[Start]
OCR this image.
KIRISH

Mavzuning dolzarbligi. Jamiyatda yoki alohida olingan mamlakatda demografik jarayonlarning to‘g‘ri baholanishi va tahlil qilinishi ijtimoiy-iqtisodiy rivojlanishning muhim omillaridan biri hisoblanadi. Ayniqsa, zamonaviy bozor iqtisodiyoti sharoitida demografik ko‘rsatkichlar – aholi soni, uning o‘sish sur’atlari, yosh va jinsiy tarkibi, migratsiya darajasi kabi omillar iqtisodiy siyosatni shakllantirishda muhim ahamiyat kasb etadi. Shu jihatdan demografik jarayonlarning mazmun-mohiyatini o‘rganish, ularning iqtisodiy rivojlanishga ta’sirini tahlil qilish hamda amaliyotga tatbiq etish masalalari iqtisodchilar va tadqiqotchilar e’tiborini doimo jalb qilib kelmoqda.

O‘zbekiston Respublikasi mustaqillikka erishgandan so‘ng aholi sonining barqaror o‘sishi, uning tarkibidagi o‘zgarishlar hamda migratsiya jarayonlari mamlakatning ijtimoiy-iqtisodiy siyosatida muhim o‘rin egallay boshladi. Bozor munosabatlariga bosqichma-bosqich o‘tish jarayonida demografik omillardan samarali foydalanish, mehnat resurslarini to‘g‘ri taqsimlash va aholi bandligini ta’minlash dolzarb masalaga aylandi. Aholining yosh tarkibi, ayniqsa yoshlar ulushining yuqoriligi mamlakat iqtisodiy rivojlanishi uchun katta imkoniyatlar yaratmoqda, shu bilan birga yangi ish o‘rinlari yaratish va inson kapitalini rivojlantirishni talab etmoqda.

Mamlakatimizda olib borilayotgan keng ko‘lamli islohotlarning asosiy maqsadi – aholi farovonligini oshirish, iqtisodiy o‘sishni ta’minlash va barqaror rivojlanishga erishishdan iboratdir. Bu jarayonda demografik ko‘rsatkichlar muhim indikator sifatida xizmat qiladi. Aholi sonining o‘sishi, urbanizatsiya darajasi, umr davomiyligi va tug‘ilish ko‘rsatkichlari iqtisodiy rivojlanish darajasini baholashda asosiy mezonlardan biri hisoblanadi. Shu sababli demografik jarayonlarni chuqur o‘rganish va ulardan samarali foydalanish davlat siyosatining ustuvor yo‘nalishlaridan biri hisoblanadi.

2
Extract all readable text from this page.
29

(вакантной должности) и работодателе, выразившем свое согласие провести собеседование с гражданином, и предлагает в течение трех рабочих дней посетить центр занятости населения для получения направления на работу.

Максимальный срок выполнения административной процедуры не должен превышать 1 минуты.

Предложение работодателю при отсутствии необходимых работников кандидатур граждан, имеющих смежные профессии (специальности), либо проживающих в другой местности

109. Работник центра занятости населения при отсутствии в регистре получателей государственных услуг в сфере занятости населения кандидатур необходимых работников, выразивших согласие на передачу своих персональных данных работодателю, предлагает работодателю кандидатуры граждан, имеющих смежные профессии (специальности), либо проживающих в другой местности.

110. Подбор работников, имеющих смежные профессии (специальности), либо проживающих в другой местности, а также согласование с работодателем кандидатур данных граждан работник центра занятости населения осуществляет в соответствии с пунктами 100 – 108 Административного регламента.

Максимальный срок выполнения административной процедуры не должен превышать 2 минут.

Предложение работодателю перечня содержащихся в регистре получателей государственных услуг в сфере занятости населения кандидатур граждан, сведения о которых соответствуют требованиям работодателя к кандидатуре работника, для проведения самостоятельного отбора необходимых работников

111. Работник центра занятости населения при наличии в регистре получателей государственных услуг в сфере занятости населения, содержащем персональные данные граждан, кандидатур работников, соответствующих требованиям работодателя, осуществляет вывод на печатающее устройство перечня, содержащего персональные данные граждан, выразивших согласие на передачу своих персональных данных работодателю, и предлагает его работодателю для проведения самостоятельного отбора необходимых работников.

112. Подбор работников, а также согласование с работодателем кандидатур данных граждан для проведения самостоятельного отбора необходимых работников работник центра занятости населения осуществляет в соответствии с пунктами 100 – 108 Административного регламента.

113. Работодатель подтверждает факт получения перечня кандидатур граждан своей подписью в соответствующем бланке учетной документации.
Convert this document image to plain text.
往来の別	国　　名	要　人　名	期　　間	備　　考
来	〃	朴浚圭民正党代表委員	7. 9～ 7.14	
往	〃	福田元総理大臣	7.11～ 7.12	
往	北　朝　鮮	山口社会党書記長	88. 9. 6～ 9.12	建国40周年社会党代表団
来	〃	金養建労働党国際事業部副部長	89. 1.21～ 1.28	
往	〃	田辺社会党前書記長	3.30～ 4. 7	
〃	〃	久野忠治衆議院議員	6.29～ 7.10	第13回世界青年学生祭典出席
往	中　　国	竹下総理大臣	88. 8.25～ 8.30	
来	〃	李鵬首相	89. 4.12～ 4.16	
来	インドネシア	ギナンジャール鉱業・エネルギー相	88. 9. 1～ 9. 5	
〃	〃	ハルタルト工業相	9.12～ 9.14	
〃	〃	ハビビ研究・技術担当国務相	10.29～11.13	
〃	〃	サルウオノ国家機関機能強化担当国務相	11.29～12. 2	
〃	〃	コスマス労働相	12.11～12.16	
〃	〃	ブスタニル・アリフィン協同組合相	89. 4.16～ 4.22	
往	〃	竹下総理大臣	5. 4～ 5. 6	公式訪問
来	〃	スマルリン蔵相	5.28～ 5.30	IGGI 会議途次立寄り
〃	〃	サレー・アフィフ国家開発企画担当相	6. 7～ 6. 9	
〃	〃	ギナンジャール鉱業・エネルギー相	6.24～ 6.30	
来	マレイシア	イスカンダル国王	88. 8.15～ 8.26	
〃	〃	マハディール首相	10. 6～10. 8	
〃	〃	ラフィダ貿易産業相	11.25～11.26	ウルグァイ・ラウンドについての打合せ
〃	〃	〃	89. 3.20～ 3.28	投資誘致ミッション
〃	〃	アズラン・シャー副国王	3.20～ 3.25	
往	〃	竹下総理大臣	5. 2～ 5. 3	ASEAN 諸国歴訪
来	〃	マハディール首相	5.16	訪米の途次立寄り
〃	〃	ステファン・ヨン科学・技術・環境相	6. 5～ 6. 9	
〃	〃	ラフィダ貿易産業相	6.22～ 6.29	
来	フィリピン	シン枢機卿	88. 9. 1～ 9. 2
[End]
**Written task**: Set down every record above exactly as given.

**Response to the exercise**:
OCR this image.
KIRISH

Mavzuning dolzarbligi. Jamiyatda yoki alohida olingan mamlakatda demografik jarayonlarning to‘g‘ri baholanishi va tahlil qilinishi ijtimoiy-iqtisodiy rivojlanishning muhim omillaridan biri hisoblanadi. Ayniqsa, zamonaviy bozor iqtisodiyoti sharoitida demografik ko‘rsatkichlar – aholi soni, uning o‘sish sur’atlari, yosh va jinsiy tarkibi, migratsiya darajasi kabi omillar iqtisodiy siyosatni shakllantirishda muhim ahamiyat kasb etadi. Shu jihatdan demografik jarayonlarning mazmun-mohiyatini o‘rganish, ularning iqtisodiy rivojlanishga ta’sirini tahlil qilish hamda amaliyotga tatbiq etish masalalari iqtisodchilar va tadqiqotchilar e’tiborini doimo jalb qilib kelmoqda.

O‘zbekiston Respublikasi mustaqillikka erishgandan so‘ng aholi sonining barqaror o‘sishi, uning tarkibidagi o‘zgarishlar hamda migratsiya jarayonlari mamlakatning ijtimoiy-iqtisodiy siyosatida muhim o‘rin egallay boshladi. Bozor munosabatlariga bosqichma-bosqich o‘tish jarayonida demografik omillardan samarali foydalanish, mehnat resurslarini to‘g‘ri taqsimlash va aholi bandligini ta’minlash dolzarb masalaga aylandi. Aholining yosh tarkibi, ayniqsa yoshlar ulushining yuqoriligi mamlakat iqtisodiy rivojlanishi uchun katta imkoniyatlar yaratmoqda, shu bilan birga yangi ish o‘rinlari yaratish va inson kapitalini rivojlantirishni talab etmoqda.

Mamlakatimizda olib borilayotgan keng ko‘lamli islohotlarning asosiy maqsadi – aholi farovonligini oshirish, iqtisodiy o‘sishni ta’minlash va barqaror rivojlanishga erishishdan iboratdir. Bu jarayonda demografik ko‘rsatkichlar muhim indikator sifatida xizmat qiladi. Aholi sonining o‘sishi, urbanizatsiya darajasi, umr davomiyligi va tug‘ilish ko‘rsatkichlari iqtisodiy rivojlanish darajasini baholashda asosiy mezonlardan biri hisoblanadi. Shu sababli demografik jarayonlarni chuqur o‘rganish va ulardan samarali foydalanish davlat siyosatining ustuvor yo‘nalishlaridan biri hisoblanadi.

2
Extract all readable text from this page.
29

(вакантной должности) и работодателе, выразившем свое согласие провести собеседование с гражданином, и предлагает в течение трех рабочих дней посетить центр занятости населения для получения направления на работу.

Максимальный срок выполнения административной процедуры не должен превышать 1 минуты.

Предложение работодателю при отсутствии необходимых работников кандидатур граждан, имеющих смежные профессии (специальности), либо проживающих в другой местности

109. Работник центра занятости населения при отсутствии в регистре получателей государственных услуг в сфере занятости населения кандидатур необходимых работников, выразивших согласие на передачу своих персональных данных работодателю, предлагает работодателю кандидатуры граждан, имеющих смежные профессии (специальности), либо проживающих в другой местности.

110. Подбор работников, имеющих смежные профессии (специальности), либо проживающих в другой местности, а также согласование с работодателем кандидатур данных граждан работник центра занятости населения осуществляет в соответствии с пунктами 100 – 108 Административного регламента.

Максимальный срок выполнения административной процедуры не должен превышать 2 минут.

Предложение работодателю перечня содержащихся в регистре получателей государственных услуг в сфере занятости населения кандидатур граждан, сведения о которых соответствуют требованиям работодателя к кандидатуре работника, для проведения самостоятельного отбора необходимых работников

111. Работник центра занятости населения при наличии в регистре получателей государственных услуг в сфере занятости населения, содержащем персональные данные граждан, кандидатур работников, соответствующих требованиям работодателя, осуществляет вывод на печатающее устройство перечня, содержащего персональные данные граждан, выразивших согласие на передачу своих персональных данных работодателю, и предлагает его работодателю для проведения самостоятельного отбора необходимых работников.

112. Подбор работников, а также согласование с работодателем кандидатур данных граждан для проведения самостоятельного отбора необходимых работников работник центра занятости населения осуществляет в соответствии с пунктами 100 – 108 Административного регламента.

113. Работодатель подтверждает факт получения перечня кандидатур граждан своей подписью в соответствующем бланке учетной документации.
Convert this document image to plain text.
往来の別	国　　名	要　人　名	期　　間	備　　考
来	〃	朴浚圭民正党代表委員	7. 9～ 7.14	
往	〃	福田元総理大臣	7.11～ 7.12	
往	北　朝　鮮	山口社会党書記長	88. 9. 6～ 9.12	建国40周年社会党代表団
来	〃	金養建労働党国際事業部副部長	89. 1.21～ 1.28	
往	〃	田辺社会党前書記長	3.30～ 4. 7	
〃	〃	久野忠治衆議院議員	6.29～ 7.10	第13回世界青年学生祭典出席
往	中　　国	竹下総理大臣	88. 8.25～ 8.30	
来	〃	李鵬首相	89. 4.12～ 4.16	
来	インドネシア	ギナンジャール鉱業・エネルギー相	88. 9. 1～ 9. 5	
〃	〃	ハルタルト工業相	9.12～ 9.14	
〃	〃	ハビビ研究・技術担当国務相	10.29～11.13	
〃	〃	サルウオノ国家機関機能強化担当国務相	11.29～12. 2	
〃	〃	コスマス労働相	12.11～12.16	
〃	〃	ブスタニル・アリフィン協同組合相	89. 4.16～ 4.22	
往	〃	竹下総理大臣	5. 4～ 5. 6	公式訪問
来	〃	スマルリン蔵相	5.28～ 5.30	IGGI 会議途次立寄り
〃	〃	サレー・アフィフ国家開発企画担当相	6. 7～ 6. 9	
〃	〃	ギナンジャール鉱業・エネルギー相	6.24～ 6.30	
来	マレイシア	イスカンダル国王	88. 8.15～ 8.26	
〃	〃	マハディール首相	10. 6～10. 8	
〃	〃	ラフィダ貿易産業相	11.25～11.26	ウルグァイ・ラウンドについての打合せ
〃	〃	〃	89. 3.20～ 3.28	投資誘致ミッション
〃	〃	アズラン・シャー副国王	3.20～ 3.25	
往	〃	竹下総理大臣	5. 2～ 5. 3	ASEAN 諸国歴訪
来	〃	マハディール首相	5.16	訪米の途次立寄り
〃	〃	ステファン・ヨン科学・技術・環境相	6. 5～ 6. 9	
〃	〃	ラフィダ貿易産業相	6.22～ 6.29	
来	フィリピン	シン枢機卿	88. 9. 1～ 9. 2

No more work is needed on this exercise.